Records about charts and figures:
+++++

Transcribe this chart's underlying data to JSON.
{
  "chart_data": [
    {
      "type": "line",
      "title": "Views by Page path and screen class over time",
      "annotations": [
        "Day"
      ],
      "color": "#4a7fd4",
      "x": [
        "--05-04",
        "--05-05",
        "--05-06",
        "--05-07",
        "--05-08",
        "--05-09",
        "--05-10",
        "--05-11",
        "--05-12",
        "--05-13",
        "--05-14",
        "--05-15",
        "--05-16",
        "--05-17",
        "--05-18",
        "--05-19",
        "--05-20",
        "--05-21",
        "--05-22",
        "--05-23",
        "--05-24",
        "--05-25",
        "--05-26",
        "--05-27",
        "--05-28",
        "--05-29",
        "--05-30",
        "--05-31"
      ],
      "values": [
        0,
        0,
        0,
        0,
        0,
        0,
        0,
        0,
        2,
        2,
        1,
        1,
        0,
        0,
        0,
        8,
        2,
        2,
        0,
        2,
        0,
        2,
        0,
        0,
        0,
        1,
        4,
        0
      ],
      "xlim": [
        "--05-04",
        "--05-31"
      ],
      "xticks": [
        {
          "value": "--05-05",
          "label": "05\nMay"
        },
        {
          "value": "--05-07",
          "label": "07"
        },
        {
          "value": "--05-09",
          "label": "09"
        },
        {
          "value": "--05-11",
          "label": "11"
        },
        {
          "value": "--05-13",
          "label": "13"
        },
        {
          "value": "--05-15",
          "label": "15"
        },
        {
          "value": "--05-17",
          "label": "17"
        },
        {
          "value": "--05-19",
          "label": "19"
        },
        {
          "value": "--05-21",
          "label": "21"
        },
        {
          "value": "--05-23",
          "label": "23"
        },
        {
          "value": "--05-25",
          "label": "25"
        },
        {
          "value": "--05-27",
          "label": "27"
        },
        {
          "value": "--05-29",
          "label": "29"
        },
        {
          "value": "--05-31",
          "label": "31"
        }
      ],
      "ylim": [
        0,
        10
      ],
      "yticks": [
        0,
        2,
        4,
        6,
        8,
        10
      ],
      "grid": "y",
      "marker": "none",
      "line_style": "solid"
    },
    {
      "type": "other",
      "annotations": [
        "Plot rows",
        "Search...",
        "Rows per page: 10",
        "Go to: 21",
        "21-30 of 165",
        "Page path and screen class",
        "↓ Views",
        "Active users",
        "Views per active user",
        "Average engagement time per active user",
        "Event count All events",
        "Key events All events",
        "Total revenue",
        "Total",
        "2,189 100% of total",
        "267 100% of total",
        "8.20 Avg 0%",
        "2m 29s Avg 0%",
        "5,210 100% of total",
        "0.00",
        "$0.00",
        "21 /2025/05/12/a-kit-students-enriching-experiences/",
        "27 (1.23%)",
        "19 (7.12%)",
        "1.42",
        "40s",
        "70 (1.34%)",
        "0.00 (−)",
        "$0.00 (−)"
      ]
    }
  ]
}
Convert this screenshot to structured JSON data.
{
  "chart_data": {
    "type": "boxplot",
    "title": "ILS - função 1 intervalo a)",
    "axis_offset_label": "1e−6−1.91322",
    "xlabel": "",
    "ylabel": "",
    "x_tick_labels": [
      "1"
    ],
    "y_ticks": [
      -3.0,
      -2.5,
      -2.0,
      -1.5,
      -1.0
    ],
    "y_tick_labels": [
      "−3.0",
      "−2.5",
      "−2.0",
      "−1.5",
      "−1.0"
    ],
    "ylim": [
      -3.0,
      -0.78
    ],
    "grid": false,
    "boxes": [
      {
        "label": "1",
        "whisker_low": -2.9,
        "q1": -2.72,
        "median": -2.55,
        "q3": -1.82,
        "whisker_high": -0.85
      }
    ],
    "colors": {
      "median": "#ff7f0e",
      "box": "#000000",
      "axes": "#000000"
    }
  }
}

+++++

TASK DESCRIPTION: Extract the full listing and reproduce each line exactly.

REPLY TO THE EXERCISE:
Transcribe this chart's underlying data to JSON.
{
  "chart_data": [
    {
      "type": "line",
      "title": "Views by Page path and screen class over time",
      "annotations": [
        "Day"
      ],
      "color": "#4a7fd4",
      "x": [
        "--05-04",
        "--05-05",
        "--05-06",
        "--05-07",
        "--05-08",
        "--05-09",
        "--05-10",
        "--05-11",
        "--05-12",
        "--05-13",
        "--05-14",
        "--05-15",
        "--05-16",
        "--05-17",
        "--05-18",
        "--05-19",
        "--05-20",
        "--05-21",
        "--05-22",
        "--05-23",
        "--05-24",
        "--05-25",
        "--05-26",
        "--05-27",
        "--05-28",
        "--05-29",
        "--05-30",
        "--05-31"
      ],
      "values": [
        0,
        0,
        0,
        0,
        0,
        0,
        0,
        0,
        2,
        2,
        1,
        1,
        0,
        0,
        0,
        8,
        2,
        2,
        0,
        2,
        0,
        2,
        0,
        0,
        0,
        1,
        4,
        0
      ],
      "xlim": [
        "--05-04",
        "--05-31"
      ],
      "xticks": [
        {
          "value": "--05-05",
          "label": "05\nMay"
        },
        {
          "value": "--05-07",
          "label": "07"
        },
        {
          "value": "--05-09",
          "label": "09"
        },
        {
          "value": "--05-11",
          "label": "11"
        },
        {
          "value": "--05-13",
          "label": "13"
        },
        {
          "value": "--05-15",
          "label": "15"
        },
        {
          "value": "--05-17",
          "label": "17"
        },
        {
          "value": "--05-19",
          "label": "19"
        },
        {
          "value": "--05-21",
          "label": "21"
        },
        {
          "value": "--05-23",
          "label": "23"
        },
        {
          "value": "--05-25",
          "label": "25"
        },
        {
          "value": "--05-27",
          "label": "27"
        },
        {
          "value": "--05-29",
          "label": "29"
        },
        {
          "value": "--05-31",
          "label": "31"
        }
      ],
      "ylim": [
        0,
        10
      ],
      "yticks": [
        0,
        2,
        4,
        6,
        8,
        10
      ],
      "grid": "y",
      "marker": "none",
      "line_style": "solid"
    },
    {
      "type": "other",
      "annotations": [
        "Plot rows",
        "Search...",
        "Rows per page: 10",
        "Go to: 21",
        "21-30 of 165",
        "Page path and screen class",
        "↓ Views",
        "Active users",
        "Views per active user",
        "Average engagement time per active user",
        "Event count All events",
        "Key events All events",
        "Total revenue",
        "Total",
        "2,189 100% of total",
        "267 100% of total",
        "8.20 Avg 0%",
        "2m 29s Avg 0%",
        "5,210 100% of total",
        "0.00",
        "$0.00",
        "21 /2025/05/12/a-kit-students-enriching-experiences/",
        "27 (1.23%)",
        "19 (7.12%)",
        "1.42",
        "40s",
        "70 (1.34%)",
        "0.00 (−)",
        "$0.00 (−)"
      ]
    }
  ]
}
Convert this screenshot to structured JSON data.
{
  "chart_data": {
    "type": "boxplot",
    "title": "ILS - função 1 intervalo a)",
    "axis_offset_label": "1e−6−1.91322",
    "xlabel": "",
    "ylabel": "",
    "x_tick_labels": [
      "1"
    ],
    "y_ticks": [
      -3.0,
      -2.5,
      -2.0,
      -1.5,
      -1.0
    ],
    "y_tick_labels": [
      "−3.0",
      "−2.5",
      "−2.0",
      "−1.5",
      "−1.0"
    ],
    "ylim": [
      -3.0,
      -0.78
    ],
    "grid": false,
    "boxes": [
      {
        "label": "1",
        "whisker_low": -2.9,
        "q1": -2.72,
        "median": -2.55,
        "q3": -1.82,
        "whisker_high": -0.85
      }
    ],
    "colors": {
      "median": "#ff7f0e",
      "box": "#000000",
      "axes": "#000000"
    }
  }
}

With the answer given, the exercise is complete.